+++ The records

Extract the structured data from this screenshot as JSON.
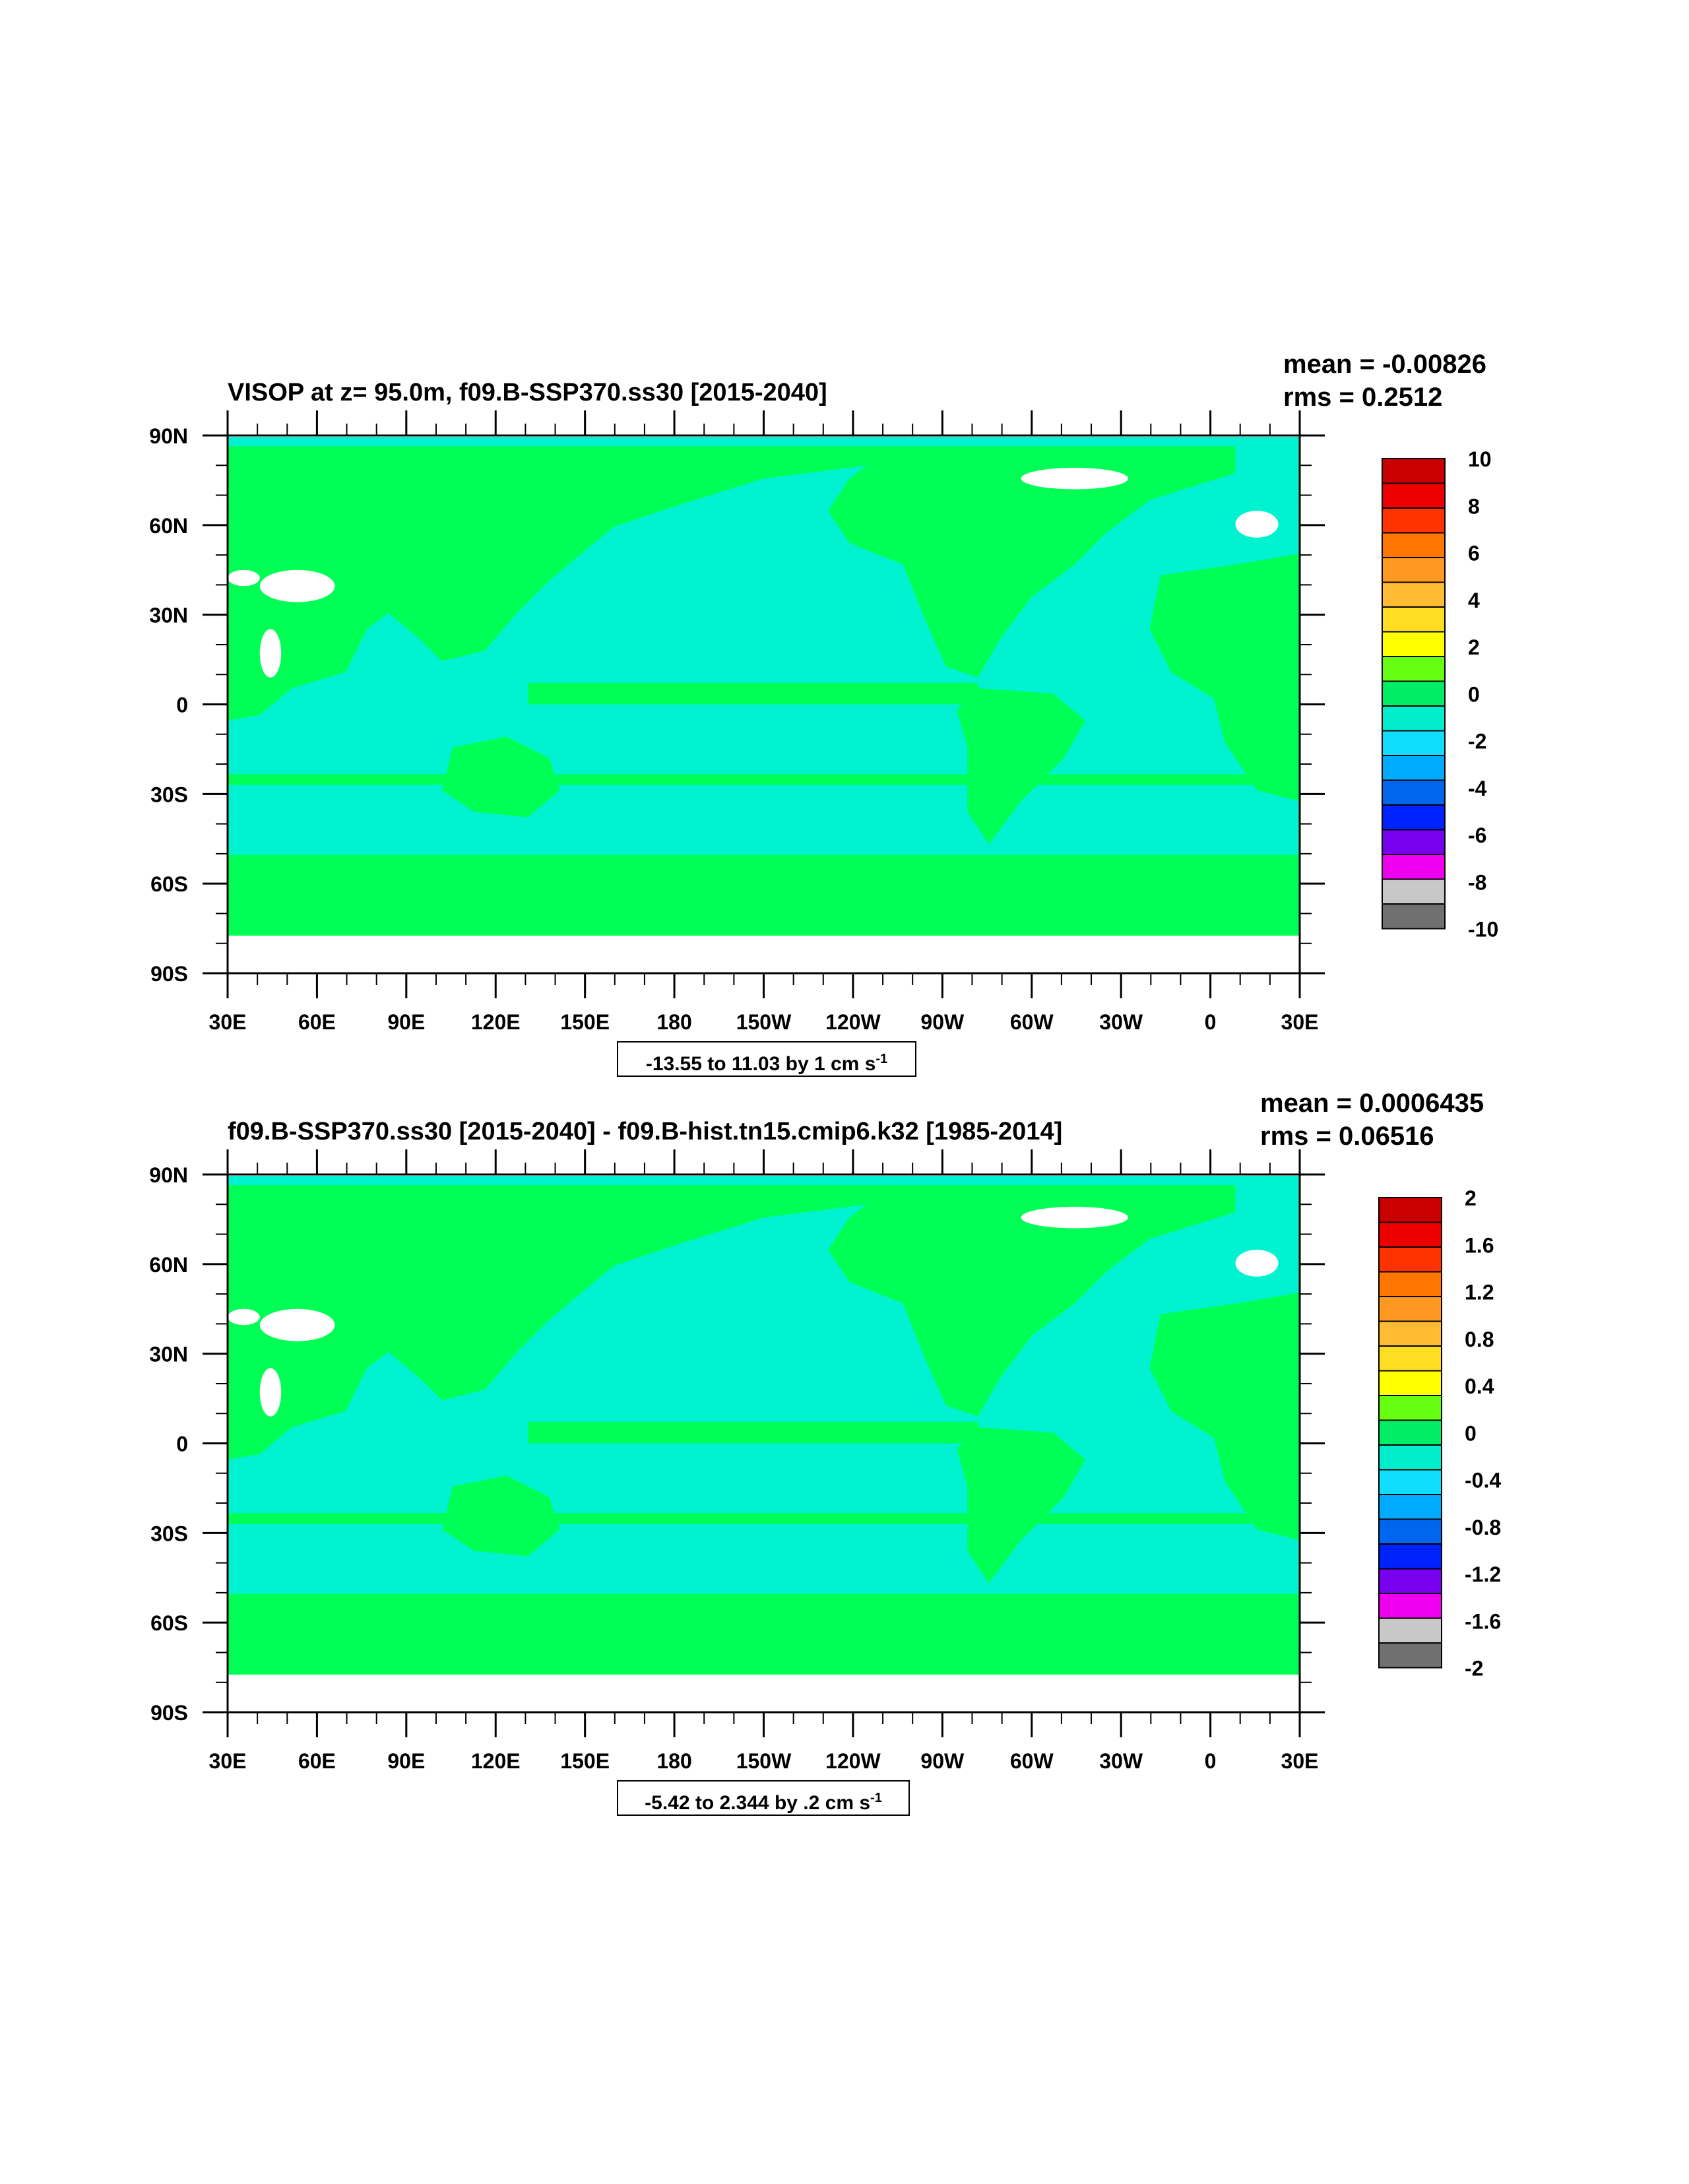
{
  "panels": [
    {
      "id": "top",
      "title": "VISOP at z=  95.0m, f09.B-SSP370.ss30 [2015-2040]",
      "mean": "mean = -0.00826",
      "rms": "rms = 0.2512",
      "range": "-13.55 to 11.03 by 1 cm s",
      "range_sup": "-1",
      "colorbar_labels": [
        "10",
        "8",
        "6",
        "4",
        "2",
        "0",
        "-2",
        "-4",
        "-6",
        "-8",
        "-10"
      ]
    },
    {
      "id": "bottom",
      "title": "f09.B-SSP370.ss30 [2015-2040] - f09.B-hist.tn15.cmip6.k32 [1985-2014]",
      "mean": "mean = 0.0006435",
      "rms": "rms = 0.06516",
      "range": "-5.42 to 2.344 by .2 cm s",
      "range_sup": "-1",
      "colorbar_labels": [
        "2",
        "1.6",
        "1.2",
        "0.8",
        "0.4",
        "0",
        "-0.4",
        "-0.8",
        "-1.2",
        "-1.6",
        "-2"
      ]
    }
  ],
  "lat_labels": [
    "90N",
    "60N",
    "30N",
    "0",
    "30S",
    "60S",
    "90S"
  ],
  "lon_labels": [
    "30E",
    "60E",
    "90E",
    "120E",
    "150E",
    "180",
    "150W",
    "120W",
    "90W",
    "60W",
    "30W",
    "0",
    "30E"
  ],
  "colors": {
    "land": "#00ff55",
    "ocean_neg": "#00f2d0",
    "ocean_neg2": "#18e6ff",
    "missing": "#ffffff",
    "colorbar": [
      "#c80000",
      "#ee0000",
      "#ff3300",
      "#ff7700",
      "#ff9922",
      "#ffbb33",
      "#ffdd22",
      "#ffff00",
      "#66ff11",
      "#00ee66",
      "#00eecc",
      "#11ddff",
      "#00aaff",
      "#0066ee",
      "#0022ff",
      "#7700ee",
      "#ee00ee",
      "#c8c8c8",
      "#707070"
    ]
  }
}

++++++

Exercise goal. Return from the data every line that holds "title".

The answer.
      "title": "VISOP at z=  95.0m, f09.B-SSP370.ss30 [2015-2040]",
      "title": "f09.B-SSP370.ss30 [2015-2040] - f09.B-hist.tn15.cmip6.k32 [1985-2014]",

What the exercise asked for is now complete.